Exercise >> Search the material for the string "appliance" and copy each line where it occurs.

Items listed in a dataset >>
+++

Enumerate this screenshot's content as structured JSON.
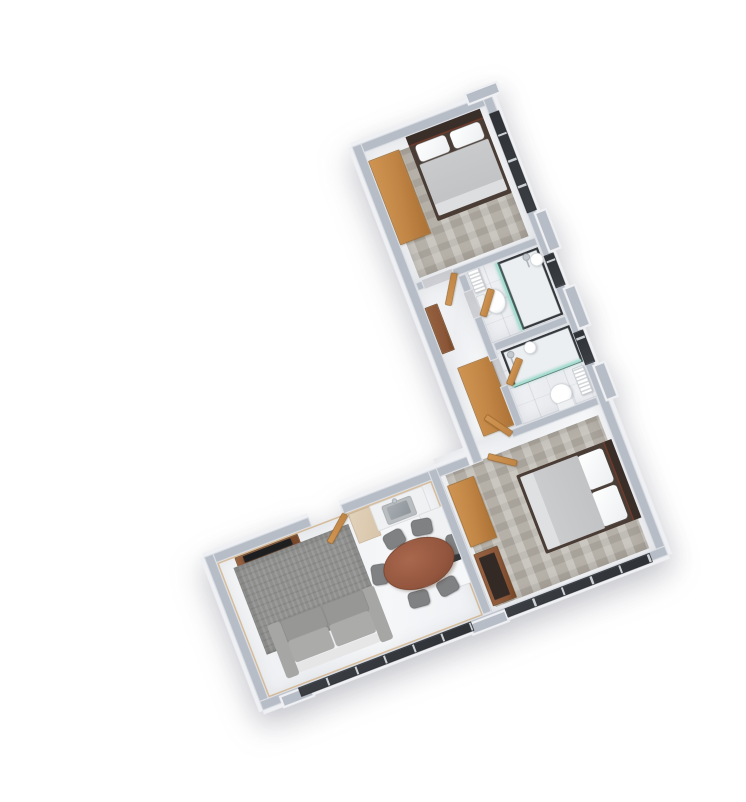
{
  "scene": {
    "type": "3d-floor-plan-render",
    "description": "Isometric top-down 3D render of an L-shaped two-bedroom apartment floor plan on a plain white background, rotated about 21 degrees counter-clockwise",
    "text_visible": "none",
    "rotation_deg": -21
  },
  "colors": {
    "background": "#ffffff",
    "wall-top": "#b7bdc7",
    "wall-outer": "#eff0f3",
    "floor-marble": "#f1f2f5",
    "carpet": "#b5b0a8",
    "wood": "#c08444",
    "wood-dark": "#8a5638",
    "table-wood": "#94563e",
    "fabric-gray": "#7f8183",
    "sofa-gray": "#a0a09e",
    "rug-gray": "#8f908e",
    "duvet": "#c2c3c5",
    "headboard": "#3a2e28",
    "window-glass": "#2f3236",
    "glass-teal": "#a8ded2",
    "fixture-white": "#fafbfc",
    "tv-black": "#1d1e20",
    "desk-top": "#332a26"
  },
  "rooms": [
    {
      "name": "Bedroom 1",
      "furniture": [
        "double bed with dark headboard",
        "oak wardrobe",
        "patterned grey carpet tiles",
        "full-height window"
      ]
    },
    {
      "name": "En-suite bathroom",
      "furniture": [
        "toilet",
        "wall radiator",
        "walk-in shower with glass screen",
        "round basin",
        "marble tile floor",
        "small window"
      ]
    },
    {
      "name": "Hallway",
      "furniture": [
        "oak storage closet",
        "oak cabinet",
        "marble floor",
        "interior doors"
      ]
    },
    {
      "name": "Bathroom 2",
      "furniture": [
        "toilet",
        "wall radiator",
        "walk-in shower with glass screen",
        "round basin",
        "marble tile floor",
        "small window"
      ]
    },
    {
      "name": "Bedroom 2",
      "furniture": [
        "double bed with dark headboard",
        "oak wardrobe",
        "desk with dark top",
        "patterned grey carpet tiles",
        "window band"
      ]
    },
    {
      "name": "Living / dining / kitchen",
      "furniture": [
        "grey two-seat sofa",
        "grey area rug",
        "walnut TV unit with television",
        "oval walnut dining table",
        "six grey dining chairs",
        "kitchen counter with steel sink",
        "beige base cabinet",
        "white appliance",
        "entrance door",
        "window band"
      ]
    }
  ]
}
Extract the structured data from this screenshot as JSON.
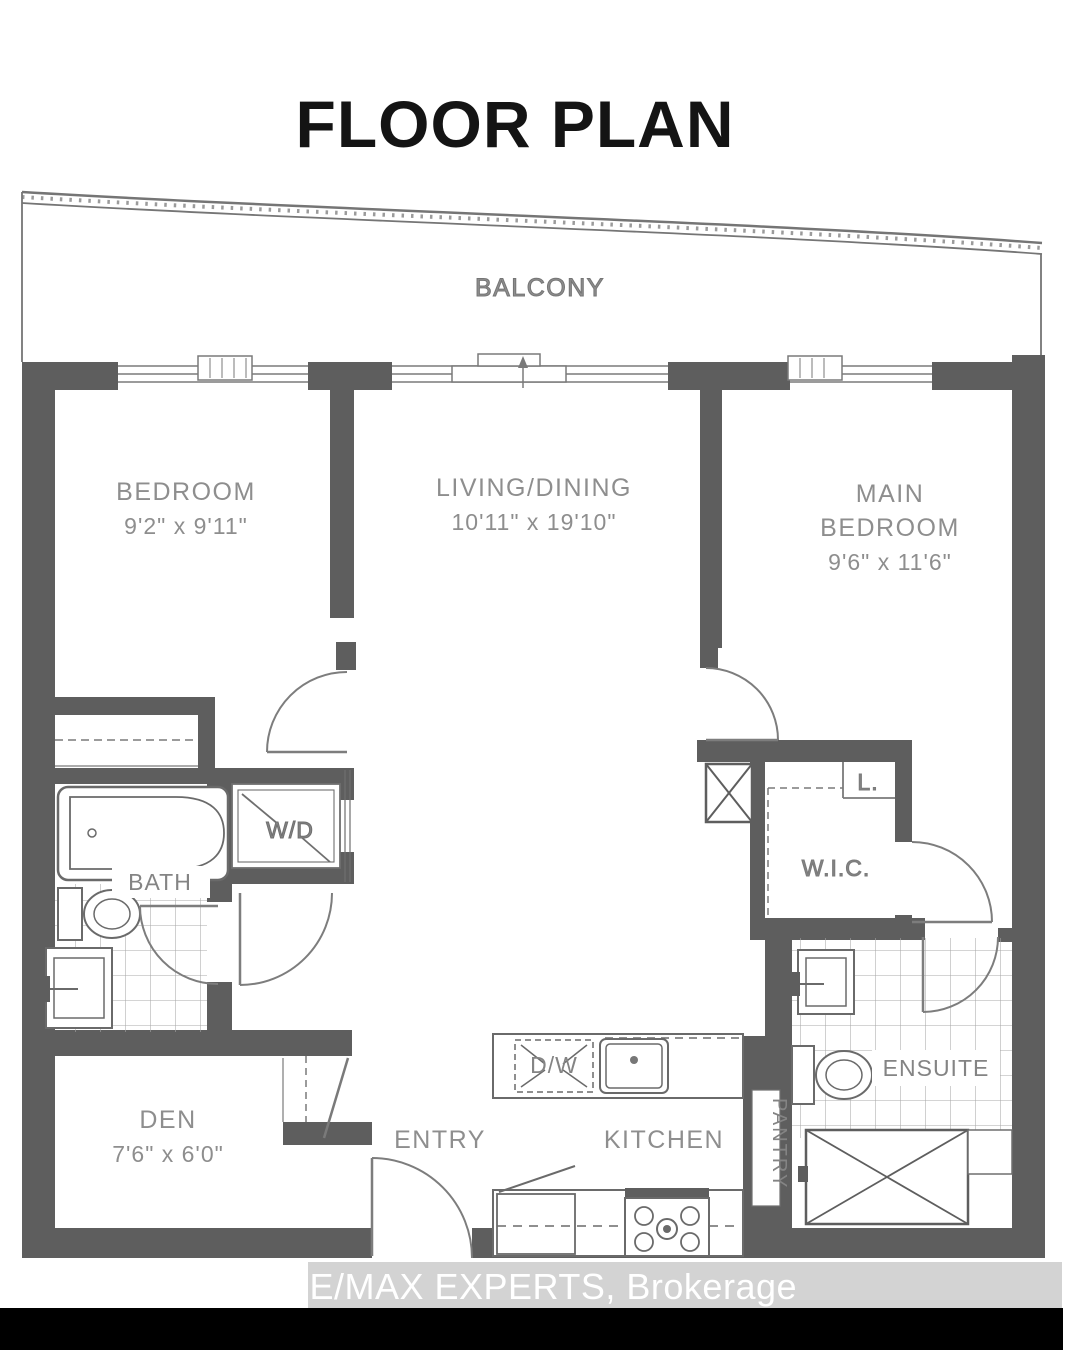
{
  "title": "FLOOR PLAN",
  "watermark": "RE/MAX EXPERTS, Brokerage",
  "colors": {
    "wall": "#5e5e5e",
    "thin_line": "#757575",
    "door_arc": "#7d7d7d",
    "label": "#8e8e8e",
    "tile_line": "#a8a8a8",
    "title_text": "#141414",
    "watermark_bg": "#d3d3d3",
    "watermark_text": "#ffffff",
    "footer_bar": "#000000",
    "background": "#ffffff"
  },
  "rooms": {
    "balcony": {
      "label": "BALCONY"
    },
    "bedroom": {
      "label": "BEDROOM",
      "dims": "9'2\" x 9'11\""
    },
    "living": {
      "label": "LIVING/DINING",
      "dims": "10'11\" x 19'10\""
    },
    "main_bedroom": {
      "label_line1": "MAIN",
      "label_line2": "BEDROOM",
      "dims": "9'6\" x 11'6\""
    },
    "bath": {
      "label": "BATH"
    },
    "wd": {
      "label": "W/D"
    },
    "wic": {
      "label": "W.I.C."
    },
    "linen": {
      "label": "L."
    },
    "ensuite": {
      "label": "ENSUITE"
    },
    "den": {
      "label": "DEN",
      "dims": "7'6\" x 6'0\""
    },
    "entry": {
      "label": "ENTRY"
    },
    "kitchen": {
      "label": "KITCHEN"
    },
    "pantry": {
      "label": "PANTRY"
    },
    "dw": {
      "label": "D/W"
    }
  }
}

+++

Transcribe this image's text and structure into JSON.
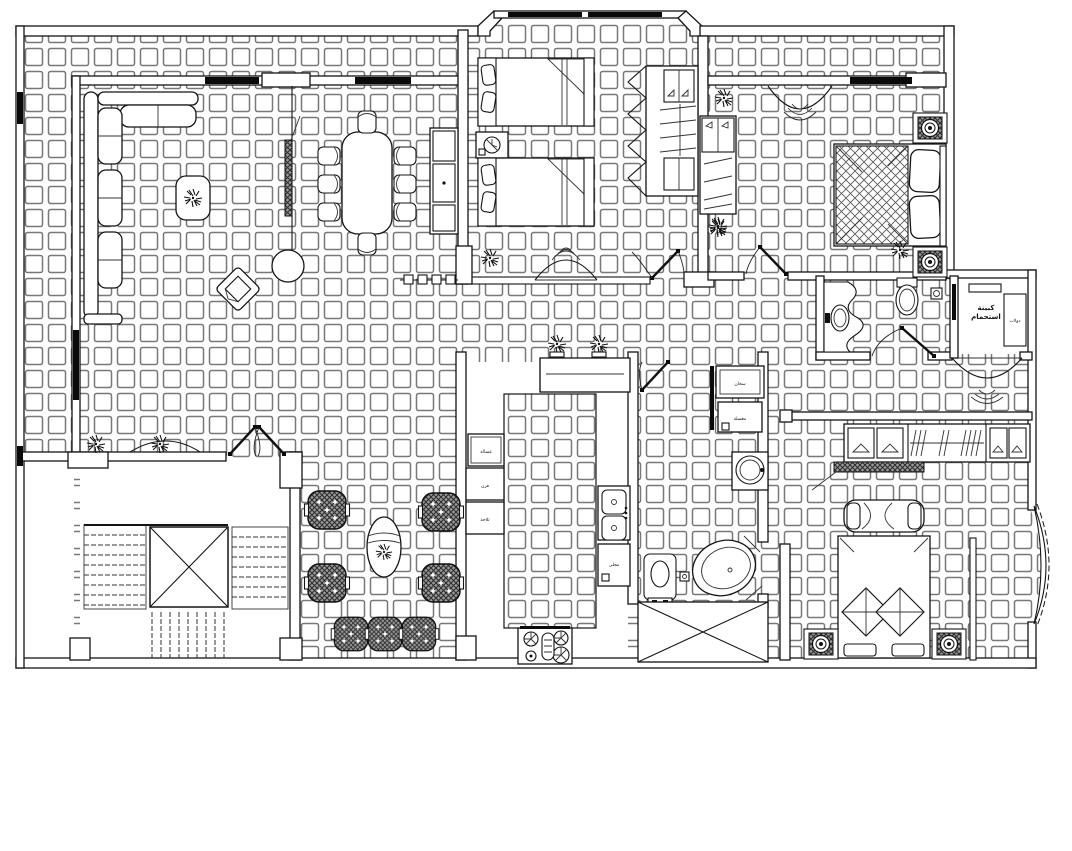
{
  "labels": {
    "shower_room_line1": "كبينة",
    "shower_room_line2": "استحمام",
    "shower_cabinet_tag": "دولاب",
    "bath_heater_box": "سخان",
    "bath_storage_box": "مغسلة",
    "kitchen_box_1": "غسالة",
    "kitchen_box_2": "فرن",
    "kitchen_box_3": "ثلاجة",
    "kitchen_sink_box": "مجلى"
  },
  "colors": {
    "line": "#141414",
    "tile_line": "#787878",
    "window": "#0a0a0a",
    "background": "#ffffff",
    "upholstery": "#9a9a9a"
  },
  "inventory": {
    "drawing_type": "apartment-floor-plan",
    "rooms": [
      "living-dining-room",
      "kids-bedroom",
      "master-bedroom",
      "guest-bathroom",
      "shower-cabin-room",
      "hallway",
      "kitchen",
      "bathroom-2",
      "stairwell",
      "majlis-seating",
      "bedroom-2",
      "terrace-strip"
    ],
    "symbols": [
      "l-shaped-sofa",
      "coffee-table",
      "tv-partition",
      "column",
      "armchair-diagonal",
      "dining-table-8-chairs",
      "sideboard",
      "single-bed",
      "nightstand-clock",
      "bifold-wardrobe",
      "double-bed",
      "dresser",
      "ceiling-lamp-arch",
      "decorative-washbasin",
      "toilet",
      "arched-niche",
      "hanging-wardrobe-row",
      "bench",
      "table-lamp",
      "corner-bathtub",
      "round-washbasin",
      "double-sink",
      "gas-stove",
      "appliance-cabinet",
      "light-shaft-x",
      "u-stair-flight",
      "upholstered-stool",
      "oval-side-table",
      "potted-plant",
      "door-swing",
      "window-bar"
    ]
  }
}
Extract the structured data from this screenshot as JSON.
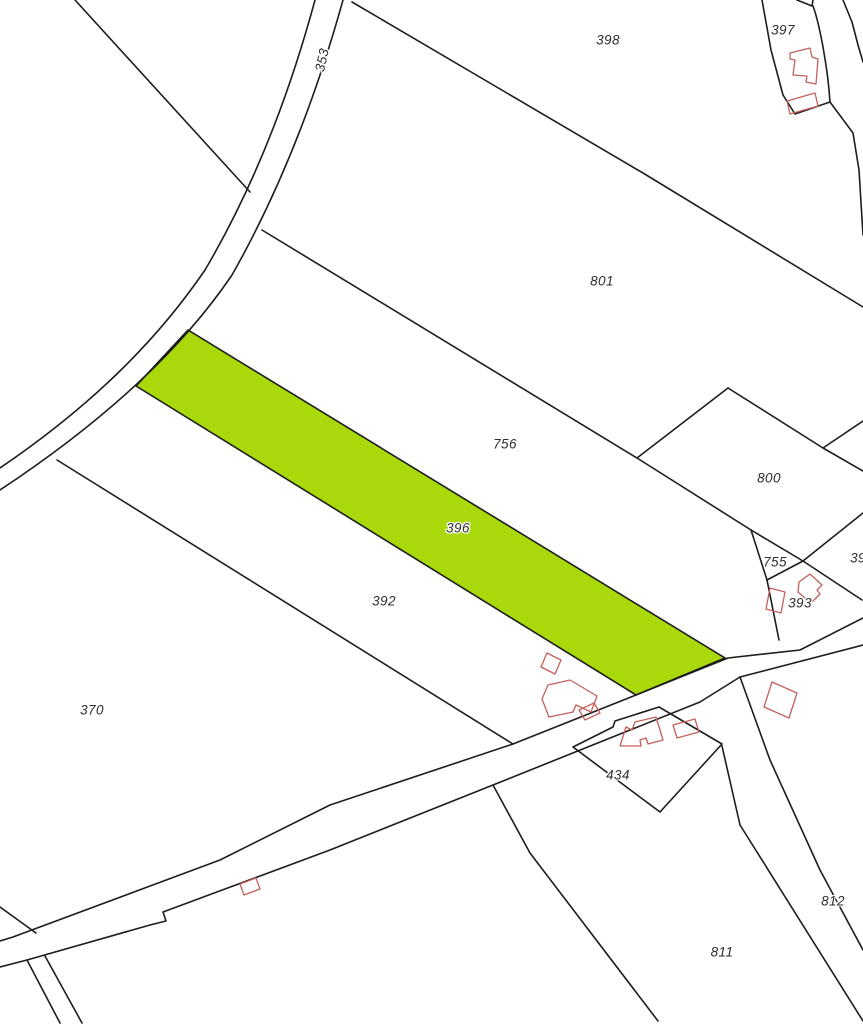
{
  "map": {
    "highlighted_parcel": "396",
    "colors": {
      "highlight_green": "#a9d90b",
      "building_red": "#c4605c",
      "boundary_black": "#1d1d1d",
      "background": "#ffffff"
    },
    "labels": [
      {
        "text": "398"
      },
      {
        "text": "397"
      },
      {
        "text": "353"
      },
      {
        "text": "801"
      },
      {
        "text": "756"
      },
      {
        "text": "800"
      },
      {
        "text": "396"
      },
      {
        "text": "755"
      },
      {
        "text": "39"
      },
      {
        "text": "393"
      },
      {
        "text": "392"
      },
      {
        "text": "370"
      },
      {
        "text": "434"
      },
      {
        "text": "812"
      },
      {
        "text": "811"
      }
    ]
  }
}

+++

Output for this task >>
        "white appliance",
      "appliance-cabinet",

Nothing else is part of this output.